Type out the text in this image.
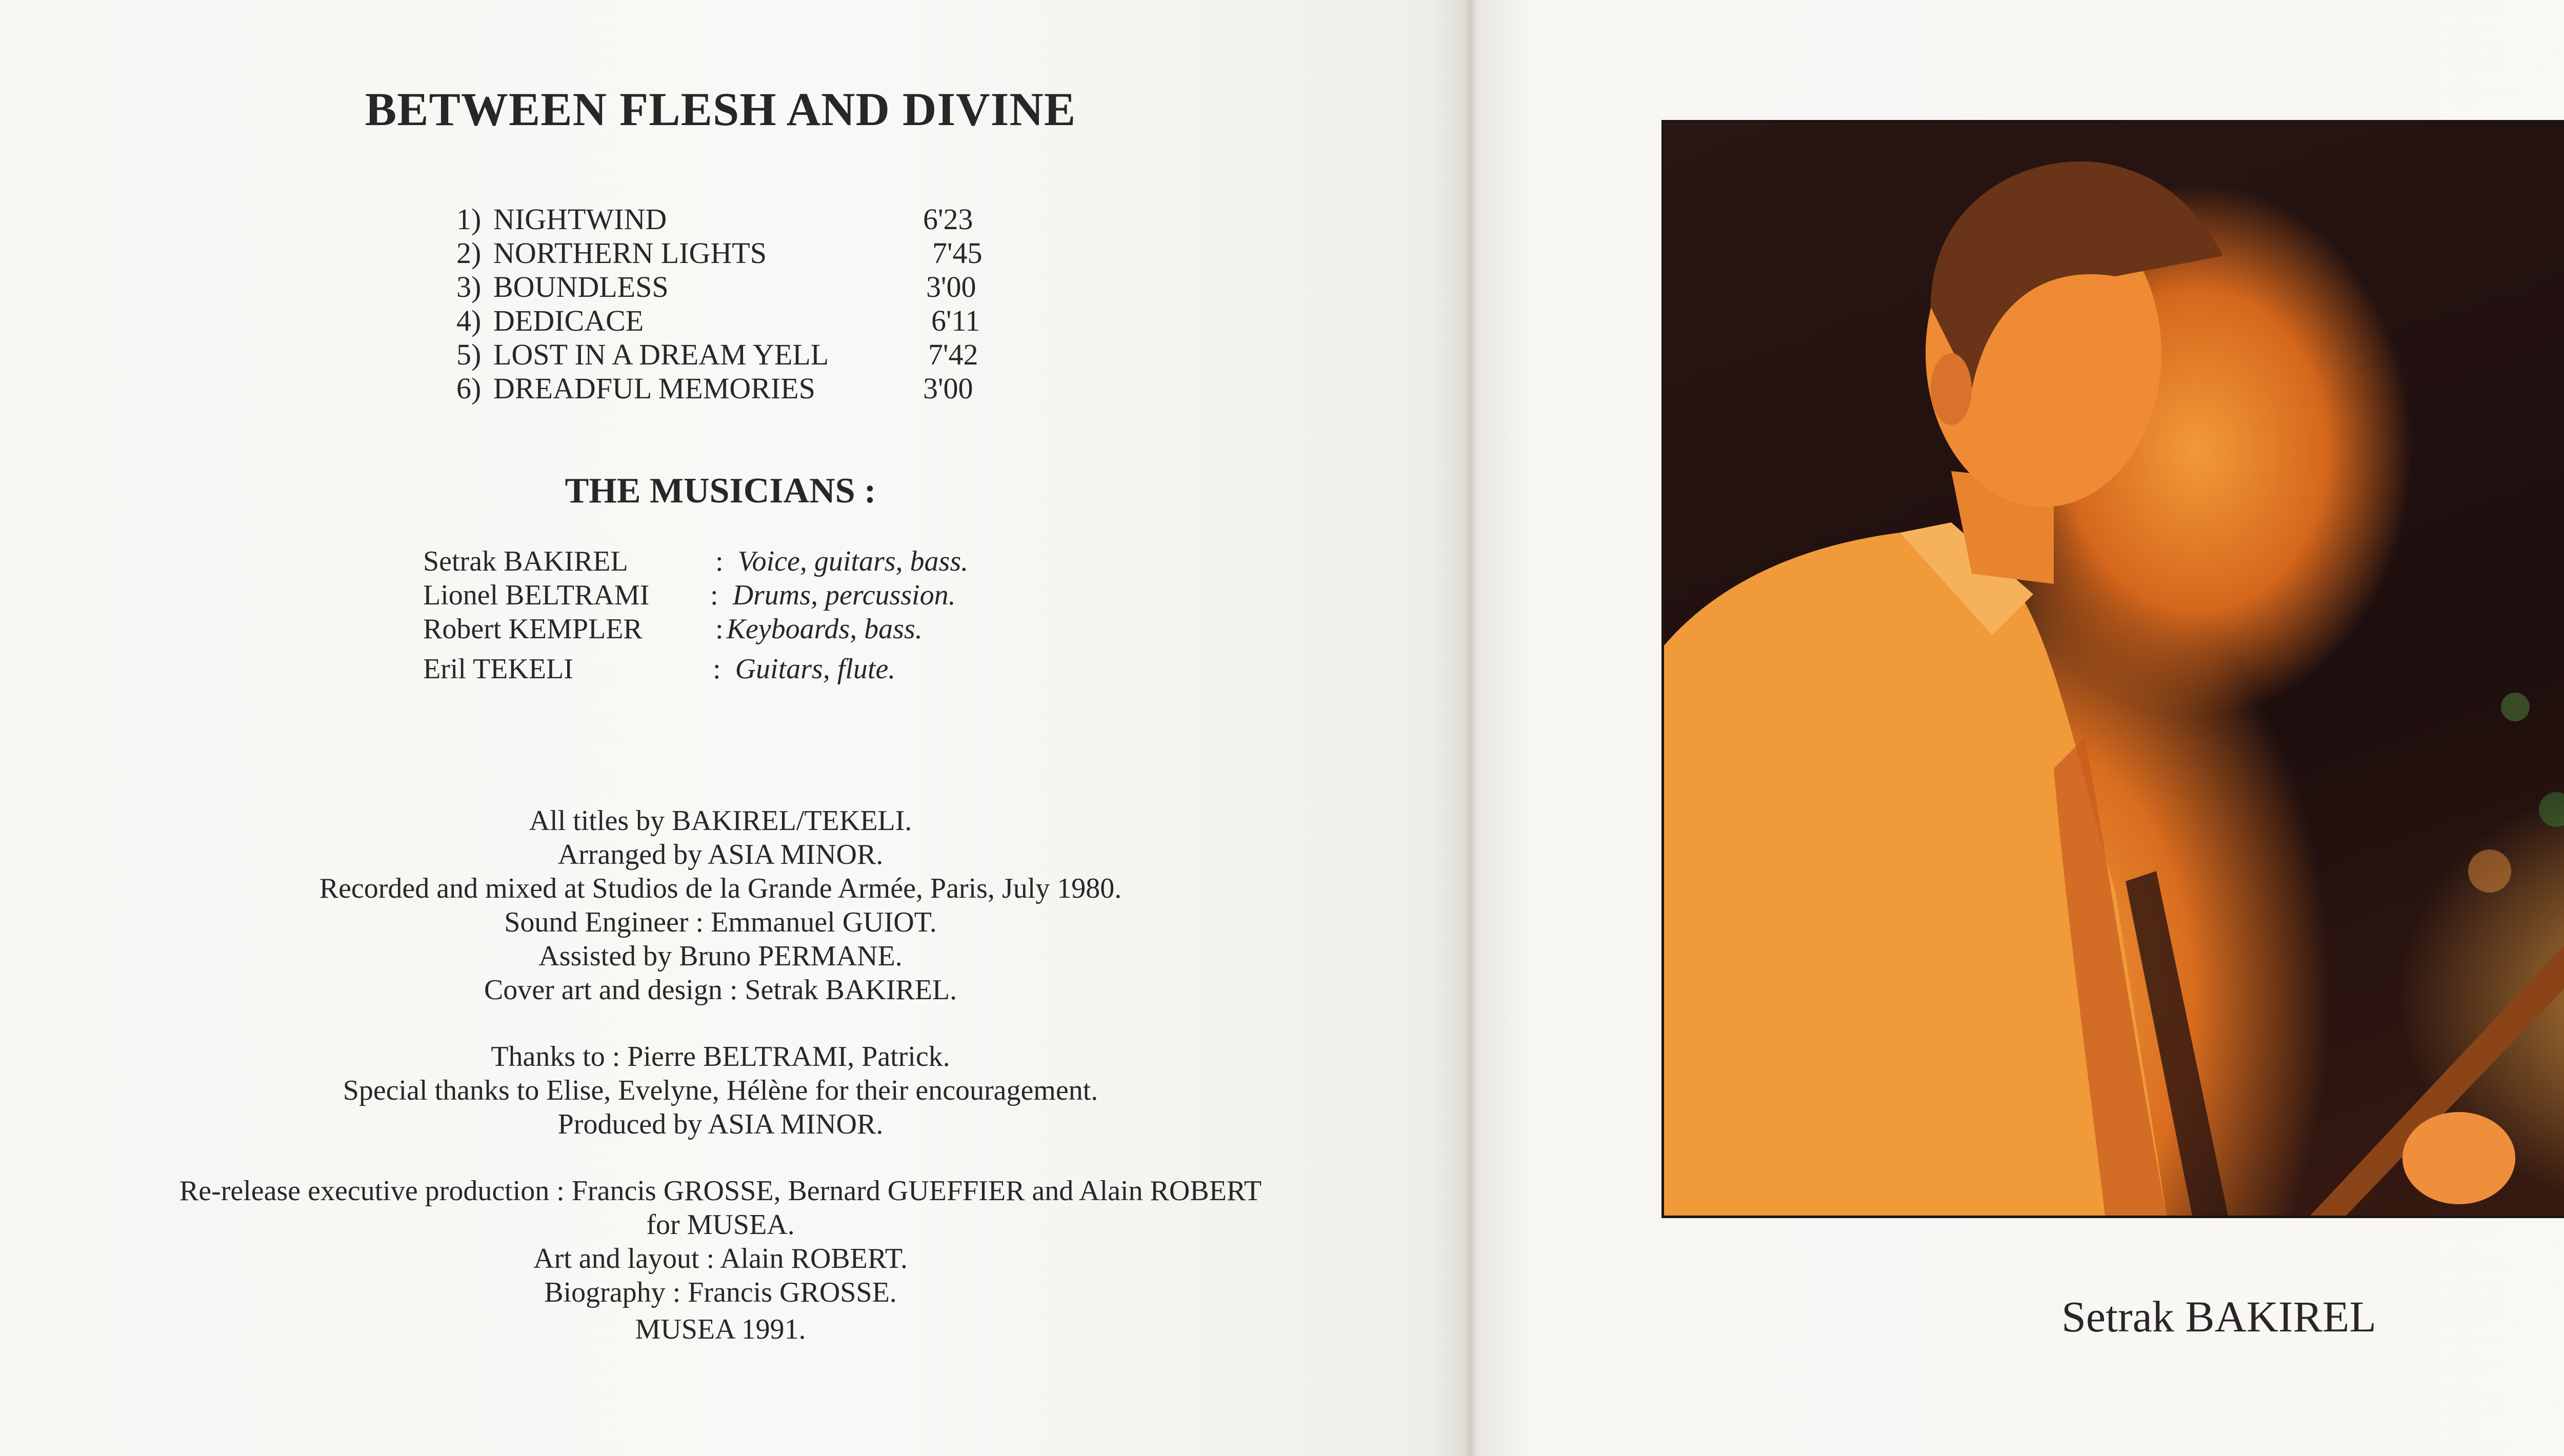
BETWEEN FLESH AND DIVINE
1) NIGHTWIND	6'23
2) NORTHERN LIGHTS	7'45
3) BOUNDLESS	3'00
4) DEDICACE	6'11
5) LOST IN A DREAM YELL	7'42
6) DREADFUL MEMORIES	3'00
THE MUSICIANS :
Setrak BAKIREL	: Voice, guitars, bass.
Lionel BELTRAMI : Drums, percussion.
Robert KEMPLER	: Keyboards, bass.
Eril TEKELI	: Guitars, flute.
All titles by BAKIREL/TEKELI.
Arranged by ASIA MINOR.
Recorded and mixed at Studios de la Grande Armée, Paris, July 1980.
Sound Engineer : Emmanuel GUIOT.
Assisted by Bruno PERMANE.
Cover art and design : Setrak BAKIREL.
Thanks to : Pierre BELTRAMI, Patrick.
Special thanks to Elise, Evelyne, Hélène for their encouragement.
Produced by ASIA MINOR.
Re-release executive production : Francis GROSSE, Bernard GUEFFIER and Alain ROBERT
for MUSEA.
Art and layout : Alain ROBERT.
Biography : Francis GROSSE.
MUSEA 1991.	Setrak BAKIREL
·····
# Task directions
Leave the pictures out and reproduce all of the records exactly.

# Finished answer
Type out the text in this image.
BETWEEN FLESH AND DIVINE
1) NIGHTWIND	6'23
2) NORTHERN LIGHTS	7'45
3) BOUNDLESS	3'00
4) DEDICACE	6'11
5) LOST IN A DREAM YELL	7'42
6) DREADFUL MEMORIES	3'00
THE MUSICIANS :
Setrak BAKIREL	: Voice, guitars, bass.
Lionel BELTRAMI : Drums, percussion.
Robert KEMPLER	: Keyboards, bass.
Eril TEKELI	: Guitars, flute.
All titles by BAKIREL/TEKELI.
Arranged by ASIA MINOR.
Recorded and mixed at Studios de la Grande Armée, Paris, July 1980.
Sound Engineer : Emmanuel GUIOT.
Assisted by Bruno PERMANE.
Cover art and design : Setrak BAKIREL.
Thanks to : Pierre BELTRAMI, Patrick.
Special thanks to Elise, Evelyne, Hélène for their encouragement.
Produced by ASIA MINOR.
Re-release executive production : Francis GROSSE, Bernard GUEFFIER and Alain ROBERT
for MUSEA.
Art and layout : Alain ROBERT.
Biography : Francis GROSSE.
MUSEA 1991.	Setrak BAKIREL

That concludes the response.